▸ **Stated goal**
Output every line exactly as written. Leave out pictures.

▸ **Data extract**
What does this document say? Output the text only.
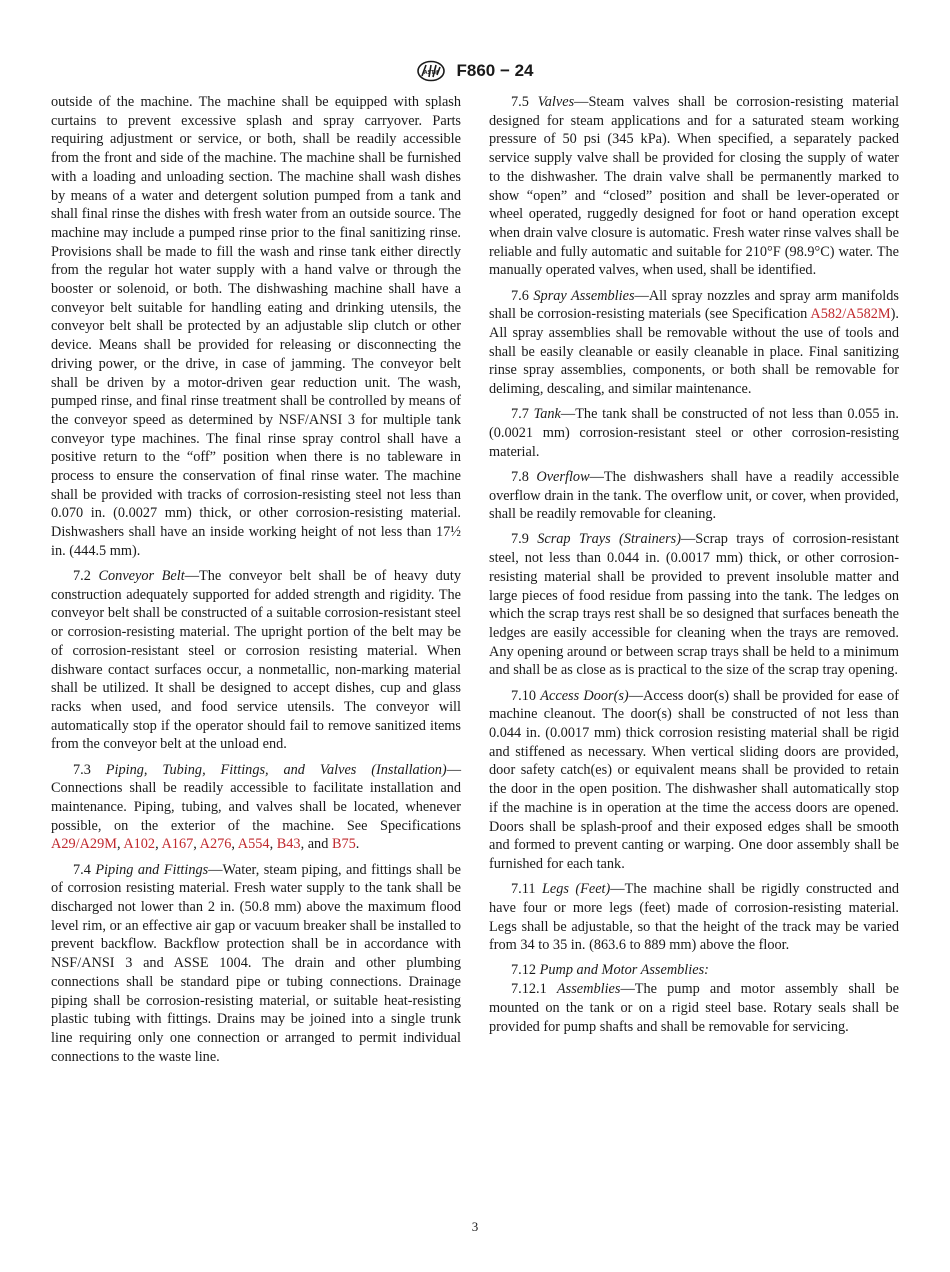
ASTM F860 − 24

outside of the machine. The machine shall be equipped with splash curtains to prevent excessive splash and spray carryover. Parts requiring adjustment or service, or both, shall be readily accessible from the front and side of the machine. The machine shall be furnished with a loading and unloading section. The machine shall wash dishes by means of a water and detergent solution pumped from a tank and shall final rinse the dishes with fresh water from an outside source. The machine may include a pumped rinse prior to the final sanitizing rinse. Provisions shall be made to fill the wash and rinse tank either directly from the regular hot water supply with a hand valve or through the booster or solenoid, or both. The dishwashing machine shall have a conveyor belt suitable for handling eating and drinking utensils, the conveyor belt shall be protected by an adjustable slip clutch or other device. Means shall be provided for releasing or disconnecting the driving power, or the drive, in case of jamming. The conveyor belt shall be driven by a motor-driven gear reduction unit. The wash, pumped rinse, and final rinse treatment shall be controlled by means of the conveyor speed as determined by NSF/ANSI 3 for multiple tank conveyor type machines. The final rinse spray control shall have a positive return to the “off” position when there is no tableware in process to ensure the conservation of final rinse water. The machine shall be provided with tracks of corrosion-resisting steel not less than 0.070 in. (0.0027 mm) thick, or other corrosion-resisting material. Dishwashers shall have an inside working height of not less than 17½ in. (444.5 mm).

7.2 Conveyor Belt—The conveyor belt shall be of heavy duty construction adequately supported for added strength and rigidity. The conveyor belt shall be constructed of a suitable corrosion-resistant steel or corrosion-resisting material. The upright portion of the belt may be of corrosion-resistant steel or corrosion resisting material. When dishware contact surfaces occur, a nonmetallic, non-marking material shall be utilized. It shall be designed to accept dishes, cup and glass racks when used, and food service utensils. The conveyor will automatically stop if the operator should fail to remove sanitized items from the conveyor belt at the unload end.

7.3 Piping, Tubing, Fittings, and Valves (Installation)—Connections shall be readily accessible to facilitate installation and maintenance. Piping, tubing, and valves shall be located, whenever possible, on the exterior of the machine. See Specifications A29/A29M, A102, A167, A276, A554, B43, and B75.

7.4 Piping and Fittings—Water, steam piping, and fittings shall be of corrosion resisting material. Fresh water supply to the tank shall be discharged not lower than 2 in. (50.8 mm) above the maximum flood level rim, or an effective air gap or vacuum breaker shall be installed to prevent backflow. Backflow protection shall be in accordance with NSF/ANSI 3 and ASSE 1004. The drain and other plumbing connections shall be standard pipe or tubing connections. Drainage piping shall be corrosion-resisting material, or suitable heat-resisting plastic tubing with fittings. Drains may be joined into a single trunk line requiring only one connection or arranged to permit individual connections to the waste line.

7.5 Valves—Steam valves shall be corrosion-resisting material designed for steam applications and for a saturated steam working pressure of 50 psi (345 kPa). When specified, a separately packed service supply valve shall be provided for closing the supply of water to the dishwasher. The drain valve shall be permanently marked to show “open” and “closed” position and shall be lever-operated or wheel operated, ruggedly designed for foot or hand operation except when drain valve closure is automatic. Fresh water rinse valves shall be reliable and fully automatic and suitable for 210°F (98.9°C) water. The manually operated valves, when used, shall be identified.

7.6 Spray Assemblies—All spray nozzles and spray arm manifolds shall be corrosion-resisting materials (see Specification A582/A582M). All spray assemblies shall be removable without the use of tools and shall be easily cleanable or easily cleanable in place. Final sanitizing rinse spray assemblies, components, or both shall be removable for deliming, descaling, and similar maintenance.

7.7 Tank—The tank shall be constructed of not less than 0.055 in. (0.0021 mm) corrosion-resistant steel or other corrosion-resisting material.

7.8 Overflow—The dishwashers shall have a readily accessible overflow drain in the tank. The overflow unit, or cover, when provided, shall be readily removable for cleaning.

7.9 Scrap Trays (Strainers)—Scrap trays of corrosion-resistant steel, not less than 0.044 in. (0.0017 mm) thick, or other corrosion-resisting material shall be provided to prevent insoluble matter and large pieces of food residue from passing into the tank. The ledges on which the scrap trays rest shall be so designed that surfaces beneath the ledges are easily accessible for cleaning when the trays are removed. Any opening around or between scrap trays shall be held to a minimum and shall be as close as is practical to the size of the scrap tray opening.

7.10 Access Door(s)—Access door(s) shall be provided for ease of machine cleanout. The door(s) shall be constructed of not less than 0.044 in. (0.0017 mm) thick corrosion resisting material shall be rigid and stiffened as necessary. When vertical sliding doors are provided, door safety catch(es) or equivalent means shall be provided to retain the door in the open position. The dishwasher shall automatically stop if the machine is in operation at the time the access doors are opened. Doors shall be splash-proof and their exposed edges shall be smooth and formed to prevent canting or warping. One door assembly shall be furnished for each tank.

7.11 Legs (Feet)—The machine shall be rigidly constructed and have four or more legs (feet) made of corrosion-resisting material. Legs shall be adjustable, so that the height of the track may be varied from 34 to 35 in. (863.6 to 889 mm) above the floor.

7.12 Pump and Motor Assemblies:

7.12.1 Assemblies—The pump and motor assembly shall be mounted on the tank or on a rigid steel base. Rotary seals shall be provided for pump shafts and shall be removable for servicing.

3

▸ **Task response**
What does this document say? Output the text only.
ASTM F860 − 24

outside of the machine. The machine shall be equipped with splash curtains to prevent excessive splash and spray carryover. Parts requiring adjustment or service, or both, shall be readily accessible from the front and side of the machine. The machine shall be furnished with a loading and unloading section. The machine shall wash dishes by means of a water and detergent solution pumped from a tank and shall final rinse the dishes with fresh water from an outside source. The machine may include a pumped rinse prior to the final sanitizing rinse. Provisions shall be made to fill the wash and rinse tank either directly from the regular hot water supply with a hand valve or through the booster or solenoid, or both. The dishwashing machine shall have a conveyor belt suitable for handling eating and drinking utensils, the conveyor belt shall be protected by an adjustable slip clutch or other device. Means shall be provided for releasing or disconnecting the driving power, or the drive, in case of jamming. The conveyor belt shall be driven by a motor-driven gear reduction unit. The wash, pumped rinse, and final rinse treatment shall be controlled by means of the conveyor speed as determined by NSF/ANSI 3 for multiple tank conveyor type machines. The final rinse spray control shall have a positive return to the “off” position when there is no tableware in process to ensure the conservation of final rinse water. The machine shall be provided with tracks of corrosion-resisting steel not less than 0.070 in. (0.0027 mm) thick, or other corrosion-resisting material. Dishwashers shall have an inside working height of not less than 17½ in. (444.5 mm).

7.2 Conveyor Belt—The conveyor belt shall be of heavy duty construction adequately supported for added strength and rigidity. The conveyor belt shall be constructed of a suitable corrosion-resistant steel or corrosion-resisting material. The upright portion of the belt may be of corrosion-resistant steel or corrosion resisting material. When dishware contact surfaces occur, a nonmetallic, non-marking material shall be utilized. It shall be designed to accept dishes, cup and glass racks when used, and food service utensils. The conveyor will automatically stop if the operator should fail to remove sanitized items from the conveyor belt at the unload end.

7.3 Piping, Tubing, Fittings, and Valves (Installation)—Connections shall be readily accessible to facilitate installation and maintenance. Piping, tubing, and valves shall be located, whenever possible, on the exterior of the machine. See Specifications A29/A29M, A102, A167, A276, A554, B43, and B75.

7.4 Piping and Fittings—Water, steam piping, and fittings shall be of corrosion resisting material. Fresh water supply to the tank shall be discharged not lower than 2 in. (50.8 mm) above the maximum flood level rim, or an effective air gap or vacuum breaker shall be installed to prevent backflow. Backflow protection shall be in accordance with NSF/ANSI 3 and ASSE 1004. The drain and other plumbing connections shall be standard pipe or tubing connections. Drainage piping shall be corrosion-resisting material, or suitable heat-resisting plastic tubing with fittings. Drains may be joined into a single trunk line requiring only one connection or arranged to permit individual connections to the waste line.

7.5 Valves—Steam valves shall be corrosion-resisting material designed for steam applications and for a saturated steam working pressure of 50 psi (345 kPa). When specified, a separately packed service supply valve shall be provided for closing the supply of water to the dishwasher. The drain valve shall be permanently marked to show “open” and “closed” position and shall be lever-operated or wheel operated, ruggedly designed for foot or hand operation except when drain valve closure is automatic. Fresh water rinse valves shall be reliable and fully automatic and suitable for 210°F (98.9°C) water. The manually operated valves, when used, shall be identified.

7.6 Spray Assemblies—All spray nozzles and spray arm manifolds shall be corrosion-resisting materials (see Specification A582/A582M). All spray assemblies shall be removable without the use of tools and shall be easily cleanable or easily cleanable in place. Final sanitizing rinse spray assemblies, components, or both shall be removable for deliming, descaling, and similar maintenance.

7.7 Tank—The tank shall be constructed of not less than 0.055 in. (0.0021 mm) corrosion-resistant steel or other corrosion-resisting material.

7.8 Overflow—The dishwashers shall have a readily accessible overflow drain in the tank. The overflow unit, or cover, when provided, shall be readily removable for cleaning.

7.9 Scrap Trays (Strainers)—Scrap trays of corrosion-resistant steel, not less than 0.044 in. (0.0017 mm) thick, or other corrosion-resisting material shall be provided to prevent insoluble matter and large pieces of food residue from passing into the tank. The ledges on which the scrap trays rest shall be so designed that surfaces beneath the ledges are easily accessible for cleaning when the trays are removed. Any opening around or between scrap trays shall be held to a minimum and shall be as close as is practical to the size of the scrap tray opening.

7.10 Access Door(s)—Access door(s) shall be provided for ease of machine cleanout. The door(s) shall be constructed of not less than 0.044 in. (0.0017 mm) thick corrosion resisting material shall be rigid and stiffened as necessary. When vertical sliding doors are provided, door safety catch(es) or equivalent means shall be provided to retain the door in the open position. The dishwasher shall automatically stop if the machine is in operation at the time the access doors are opened. Doors shall be splash-proof and their exposed edges shall be smooth and formed to prevent canting or warping. One door assembly shall be furnished for each tank.

7.11 Legs (Feet)—The machine shall be rigidly constructed and have four or more legs (feet) made of corrosion-resisting material. Legs shall be adjustable, so that the height of the track may be varied from 34 to 35 in. (863.6 to 889 mm) above the floor.

7.12 Pump and Motor Assemblies:

7.12.1 Assemblies—The pump and motor assembly shall be mounted on the tank or on a rigid steel base. Rotary seals shall be provided for pump shafts and shall be removable for servicing.

3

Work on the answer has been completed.